(Entries taken from a collection)
** start **

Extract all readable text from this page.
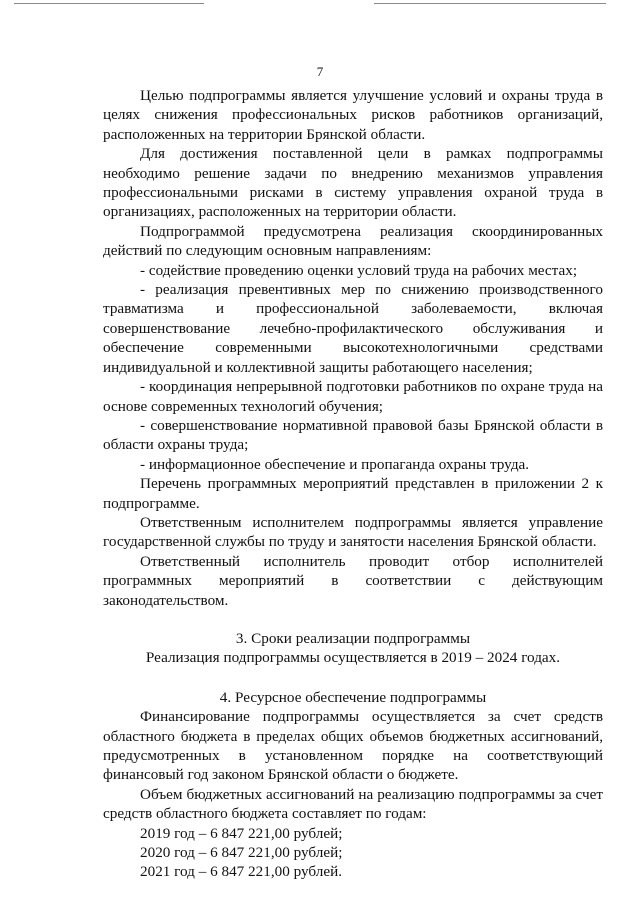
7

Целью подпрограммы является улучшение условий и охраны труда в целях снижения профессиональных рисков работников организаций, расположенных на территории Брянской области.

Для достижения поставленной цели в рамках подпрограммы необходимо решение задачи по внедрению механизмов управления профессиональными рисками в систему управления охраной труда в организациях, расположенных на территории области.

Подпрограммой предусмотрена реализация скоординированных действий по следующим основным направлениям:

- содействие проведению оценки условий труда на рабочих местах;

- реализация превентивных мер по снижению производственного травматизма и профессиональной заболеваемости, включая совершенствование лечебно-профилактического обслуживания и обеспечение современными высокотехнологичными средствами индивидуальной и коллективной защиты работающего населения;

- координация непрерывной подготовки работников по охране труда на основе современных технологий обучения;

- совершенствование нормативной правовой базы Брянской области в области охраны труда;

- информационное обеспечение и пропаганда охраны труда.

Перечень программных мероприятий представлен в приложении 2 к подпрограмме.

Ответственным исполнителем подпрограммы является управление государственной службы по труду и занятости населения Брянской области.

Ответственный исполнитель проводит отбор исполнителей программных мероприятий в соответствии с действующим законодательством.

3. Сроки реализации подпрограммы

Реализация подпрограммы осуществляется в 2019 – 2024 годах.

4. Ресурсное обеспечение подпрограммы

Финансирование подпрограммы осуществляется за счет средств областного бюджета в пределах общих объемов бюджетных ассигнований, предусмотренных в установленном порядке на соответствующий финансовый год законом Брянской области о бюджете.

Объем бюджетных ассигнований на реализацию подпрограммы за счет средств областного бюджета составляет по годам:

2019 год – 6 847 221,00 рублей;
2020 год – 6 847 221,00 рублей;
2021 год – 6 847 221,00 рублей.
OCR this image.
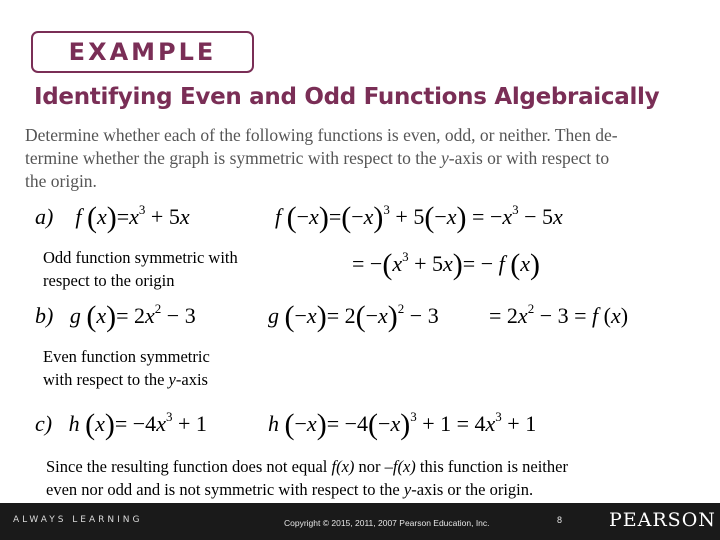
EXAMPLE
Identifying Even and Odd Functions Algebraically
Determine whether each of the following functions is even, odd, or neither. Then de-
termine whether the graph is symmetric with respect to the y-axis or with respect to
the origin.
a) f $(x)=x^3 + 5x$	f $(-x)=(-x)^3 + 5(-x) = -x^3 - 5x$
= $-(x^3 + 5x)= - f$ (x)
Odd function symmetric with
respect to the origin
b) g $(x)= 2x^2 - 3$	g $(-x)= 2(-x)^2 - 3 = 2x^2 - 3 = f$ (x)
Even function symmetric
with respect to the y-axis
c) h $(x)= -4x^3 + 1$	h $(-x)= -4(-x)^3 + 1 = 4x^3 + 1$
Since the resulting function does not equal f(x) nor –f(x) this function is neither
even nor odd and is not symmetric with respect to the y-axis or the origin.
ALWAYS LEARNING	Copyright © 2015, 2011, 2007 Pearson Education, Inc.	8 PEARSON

** end **

* **Problem to solve**: Copy every entry word for word, but omit the pictures.

* **Complete response**:
Extract all readable text from this page.
7

Целью подпрограммы является улучшение условий и охраны труда в целях снижения профессиональных рисков работников организаций, расположенных на территории Брянской области.

Для достижения поставленной цели в рамках подпрограммы необходимо решение задачи по внедрению механизмов управления профессиональными рисками в систему управления охраной труда в организациях, расположенных на территории области.

Подпрограммой предусмотрена реализация скоординированных действий по следующим основным направлениям:

- содействие проведению оценки условий труда на рабочих местах;

- реализация превентивных мер по снижению производственного травматизма и профессиональной заболеваемости, включая совершенствование лечебно-профилактического обслуживания и обеспечение современными высокотехнологичными средствами индивидуальной и коллективной защиты работающего населения;

- координация непрерывной подготовки работников по охране труда на основе современных технологий обучения;

- совершенствование нормативной правовой базы Брянской области в области охраны труда;

- информационное обеспечение и пропаганда охраны труда.

Перечень программных мероприятий представлен в приложении 2 к подпрограмме.

Ответственным исполнителем подпрограммы является управление государственной службы по труду и занятости населения Брянской области.

Ответственный исполнитель проводит отбор исполнителей программных мероприятий в соответствии с действующим законодательством.

3. Сроки реализации подпрограммы

Реализация подпрограммы осуществляется в 2019 – 2024 годах.

4. Ресурсное обеспечение подпрограммы

Финансирование подпрограммы осуществляется за счет средств областного бюджета в пределах общих объемов бюджетных ассигнований, предусмотренных в установленном порядке на соответствующий финансовый год законом Брянской области о бюджете.

Объем бюджетных ассигнований на реализацию подпрограммы за счет средств областного бюджета составляет по годам:

2019 год – 6 847 221,00 рублей;
2020 год – 6 847 221,00 рублей;
2021 год – 6 847 221,00 рублей.
OCR this image.
EXAMPLE
Identifying Even and Odd Functions Algebraically
Determine whether each of the following functions is even, odd, or neither. Then de-
termine whether the graph is symmetric with respect to the y-axis or with respect to
the origin.
a) f $(x)=x^3 + 5x$	f $(-x)=(-x)^3 + 5(-x) = -x^3 - 5x$
= $-(x^3 + 5x)= - f$ (x)
Odd function symmetric with
respect to the origin
b) g $(x)= 2x^2 - 3$	g $(-x)= 2(-x)^2 - 3 = 2x^2 - 3 = f$ (x)
Even function symmetric
with respect to the y-axis
c) h $(x)= -4x^3 + 1$	h $(-x)= -4(-x)^3 + 1 = 4x^3 + 1$
Since the resulting function does not equal f(x) nor –f(x) this function is neither
even nor odd and is not symmetric with respect to the y-axis or the origin.
ALWAYS LEARNING	Copyright © 2015, 2011, 2007 Pearson Education, Inc.	8 PEARSON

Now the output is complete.